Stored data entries
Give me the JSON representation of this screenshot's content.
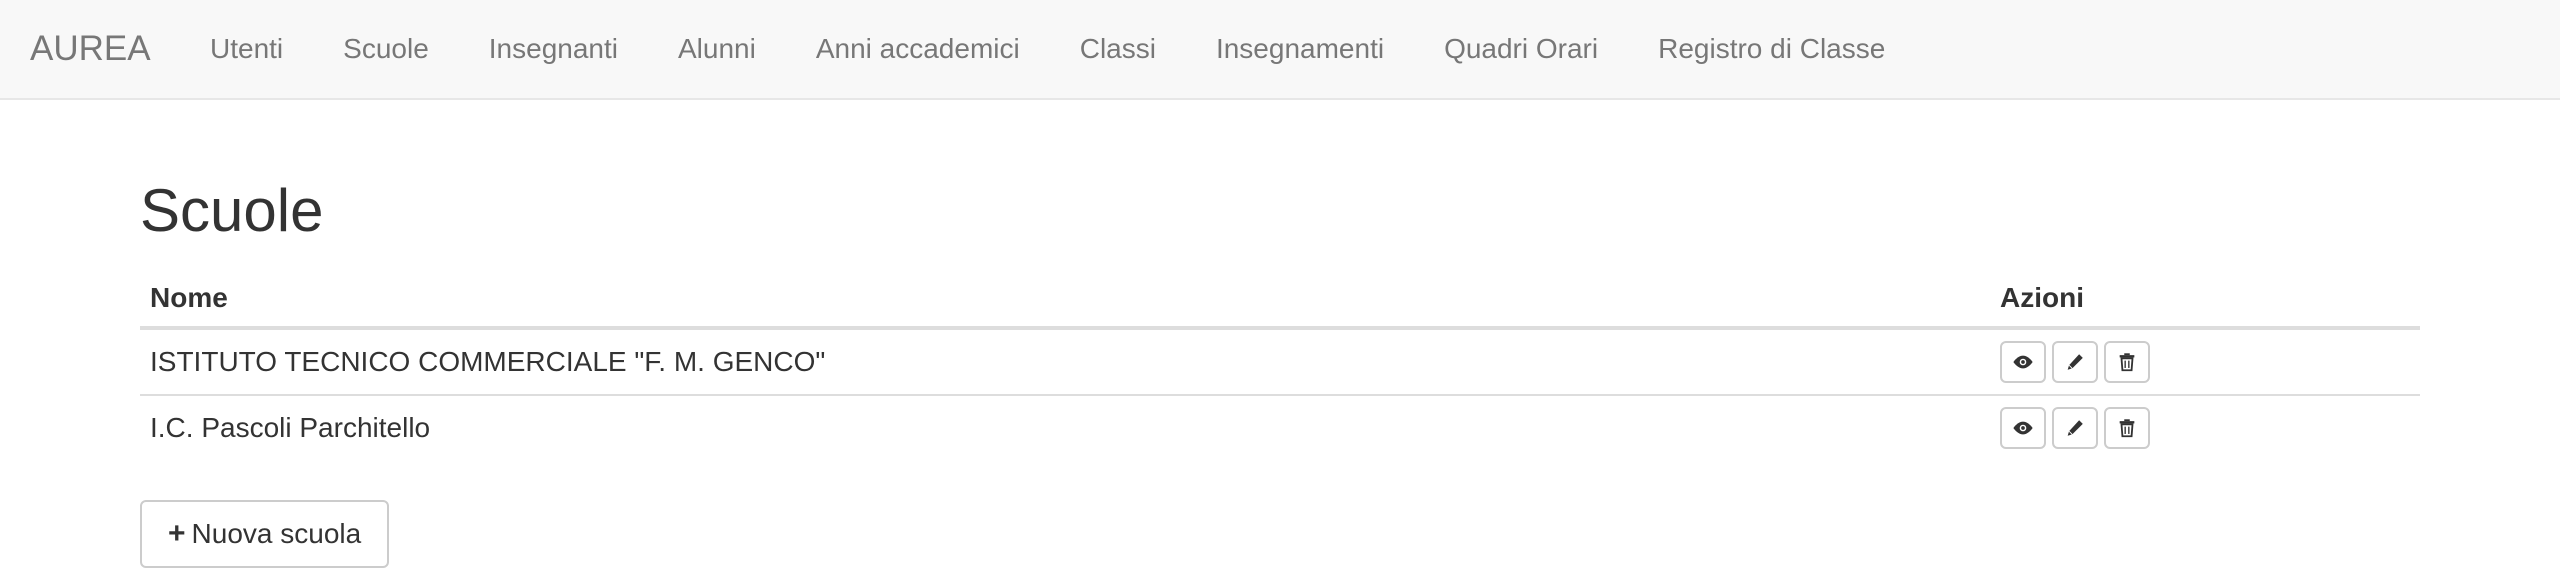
{
  "navbar": {
    "brand": "AUREA",
    "items": [
      {
        "label": "Utenti"
      },
      {
        "label": "Scuole"
      },
      {
        "label": "Insegnanti"
      },
      {
        "label": "Alunni"
      },
      {
        "label": "Anni accademici"
      },
      {
        "label": "Classi"
      },
      {
        "label": "Insegnamenti"
      },
      {
        "label": "Quadri Orari"
      },
      {
        "label": "Registro di Classe"
      }
    ]
  },
  "page": {
    "title": "Scuole"
  },
  "table": {
    "headers": {
      "name": "Nome",
      "actions": "Azioni"
    },
    "rows": [
      {
        "name": "ISTITUTO TECNICO COMMERCIALE \"F. M. GENCO\""
      },
      {
        "name": "I.C. Pascoli Parchitello"
      }
    ],
    "action_icons": [
      "eye-icon",
      "pencil-icon",
      "trash-icon"
    ]
  },
  "new_button": {
    "icon": "plus-icon",
    "label": "Nuova scuola"
  }
}
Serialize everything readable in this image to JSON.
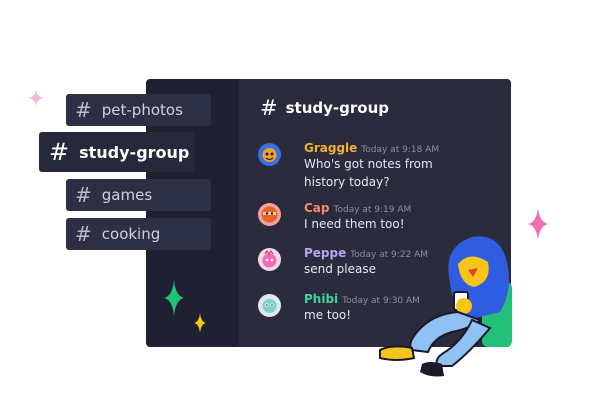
{
  "sidebar": {
    "channels": [
      {
        "label": "pet-photos"
      },
      {
        "label": "study-group"
      },
      {
        "label": "games"
      },
      {
        "label": "cooking"
      }
    ],
    "hash_symbol": "#"
  },
  "header": {
    "hash_symbol": "#",
    "title": "study-group"
  },
  "messages": [
    {
      "author": "Graggle",
      "time": "Today at 9:18 AM",
      "text_line1": "Who's got notes from",
      "text_line2": "history today?",
      "color": "#f0b232"
    },
    {
      "author": "Cap",
      "time": "Today at 9:19 AM",
      "text_line1": "I need them too!",
      "color": "#f28b6a"
    },
    {
      "author": "Peppe",
      "time": "Today at 9:22 AM",
      "text_line1": "send please",
      "color": "#b7a3f2"
    },
    {
      "author": "Phibi",
      "time": "Today at 9:30 AM",
      "text_line1": "me too!",
      "color": "#43d19e"
    }
  ],
  "colors": {
    "sparkle_green": "#23c07a",
    "sparkle_pink": "#f06bb0",
    "sparkle_yellow": "#f5c518",
    "character_blue": "#2f5ce0"
  }
}
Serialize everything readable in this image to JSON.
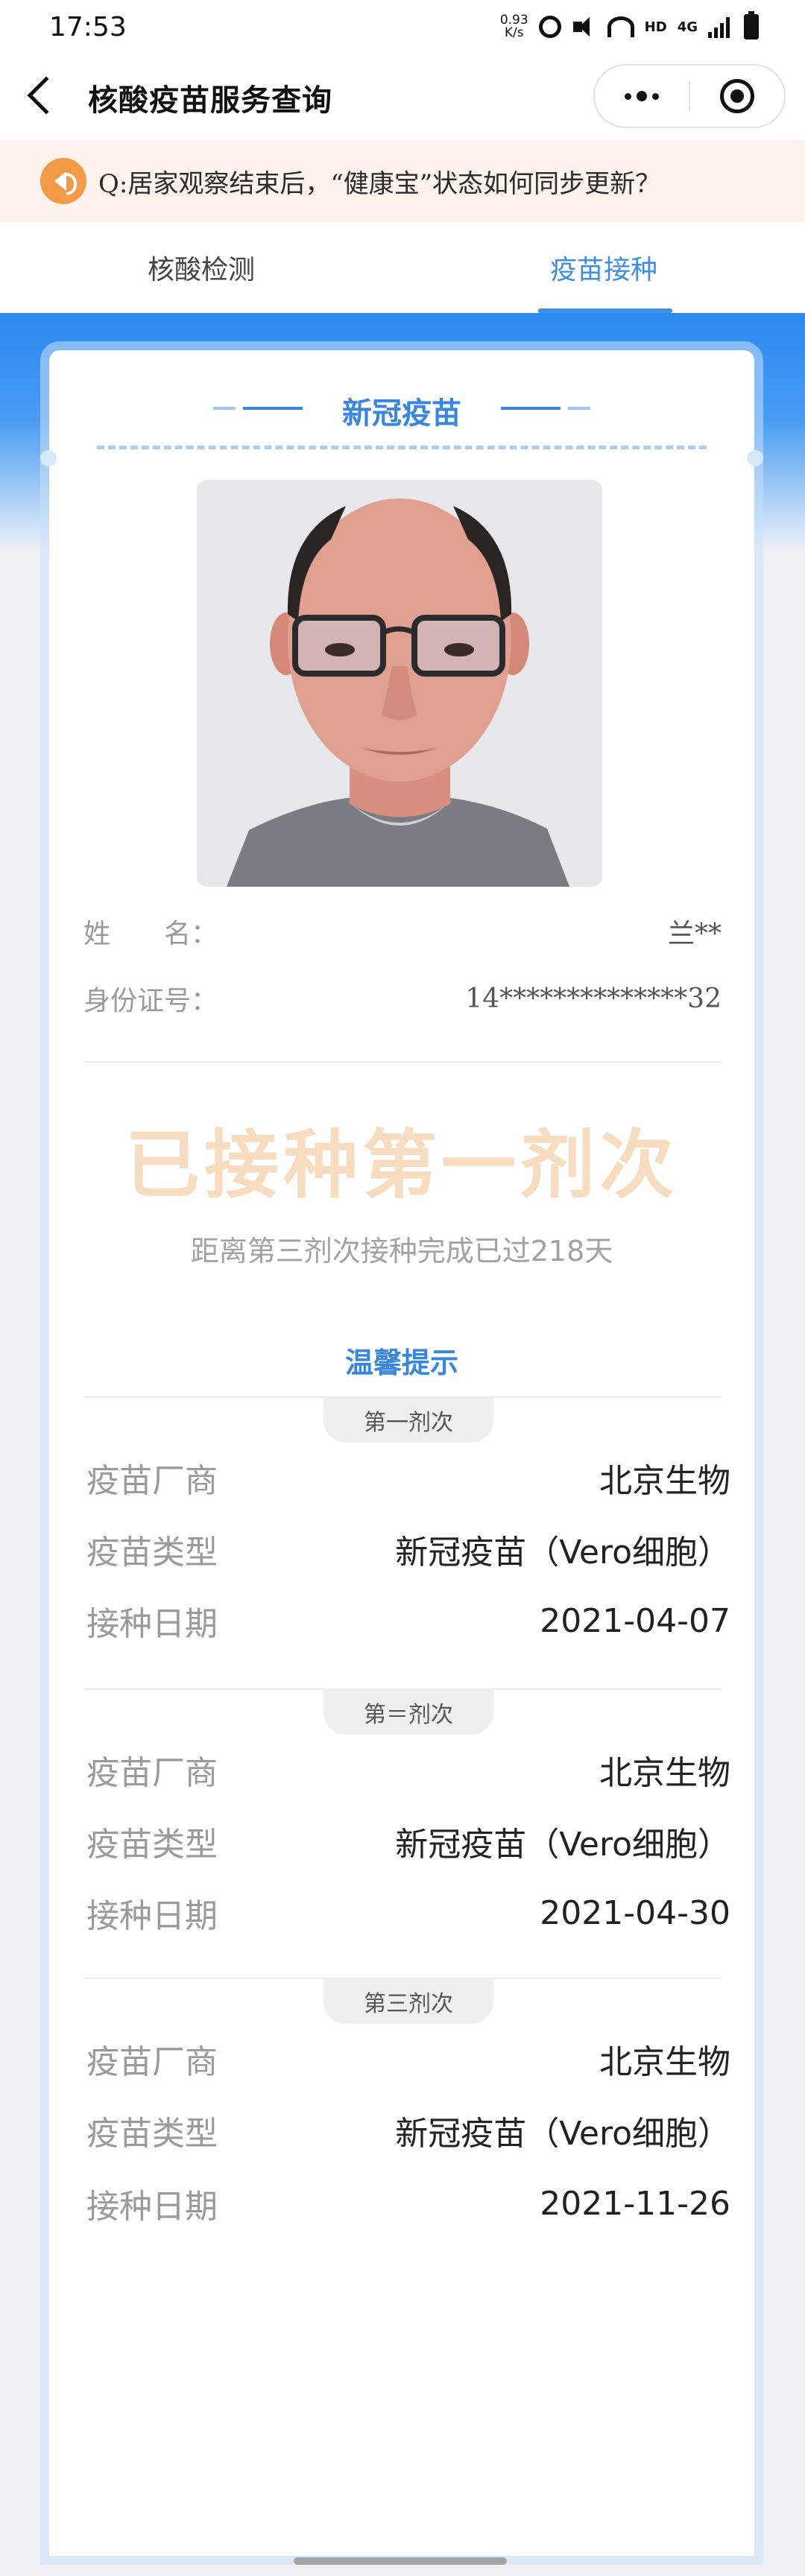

## PROBLEM DESCRIPTION:
Output every entry exactly as given; pictures are not part of the copy.

## ANSWER TO THE PROBLEM:
Give me the JSON representation of this screenshot's content.
{
  "navbar": {
    "brand": "AUREA",
    "items": [
      {
        "label": "Utenti"
      },
      {
        "label": "Scuole"
      },
      {
        "label": "Insegnanti"
      },
      {
        "label": "Alunni"
      },
      {
        "label": "Anni accademici"
      },
      {
        "label": "Classi"
      },
      {
        "label": "Insegnamenti"
      },
      {
        "label": "Quadri Orari"
      },
      {
        "label": "Registro di Classe"
      }
    ]
  },
  "page": {
    "title": "Scuole"
  },
  "table": {
    "headers": {
      "name": "Nome",
      "actions": "Azioni"
    },
    "rows": [
      {
        "name": "ISTITUTO TECNICO COMMERCIALE \"F. M. GENCO\""
      },
      {
        "name": "I.C. Pascoli Parchitello"
      }
    ],
    "action_icons": [
      "eye-icon",
      "pencil-icon",
      "trash-icon"
    ]
  },
  "new_button": {
    "icon": "plus-icon",
    "label": "Nuova scuola"
  }
}
Serialize everything readable in this image to JSON.
{
  "sidebar": {
    "channels": [
      {
        "label": "pet-photos"
      },
      {
        "label": "study-group"
      },
      {
        "label": "games"
      },
      {
        "label": "cooking"
      }
    ],
    "hash_symbol": "#"
  },
  "header": {
    "hash_symbol": "#",
    "title": "study-group"
  },
  "messages": [
    {
      "author": "Graggle",
      "time": "Today at 9:18 AM",
      "text_line1": "Who's got notes from",
      "text_line2": "history today?",
      "color": "#f0b232"
    },
    {
      "author": "Cap",
      "time": "Today at 9:19 AM",
      "text_line1": "I need them too!",
      "color": "#f28b6a"
    },
    {
      "author": "Peppe",
      "time": "Today at 9:22 AM",
      "text_line1": "send please",
      "color": "#b7a3f2"
    },
    {
      "author": "Phibi",
      "time": "Today at 9:30 AM",
      "text_line1": "me too!",
      "color": "#43d19e"
    }
  ],
  "colors": {
    "sparkle_green": "#23c07a",
    "sparkle_pink": "#f06bb0",
    "sparkle_yellow": "#f5c518",
    "character_blue": "#2f5ce0"
  }
}
Serialize everything readable in this image to JSON.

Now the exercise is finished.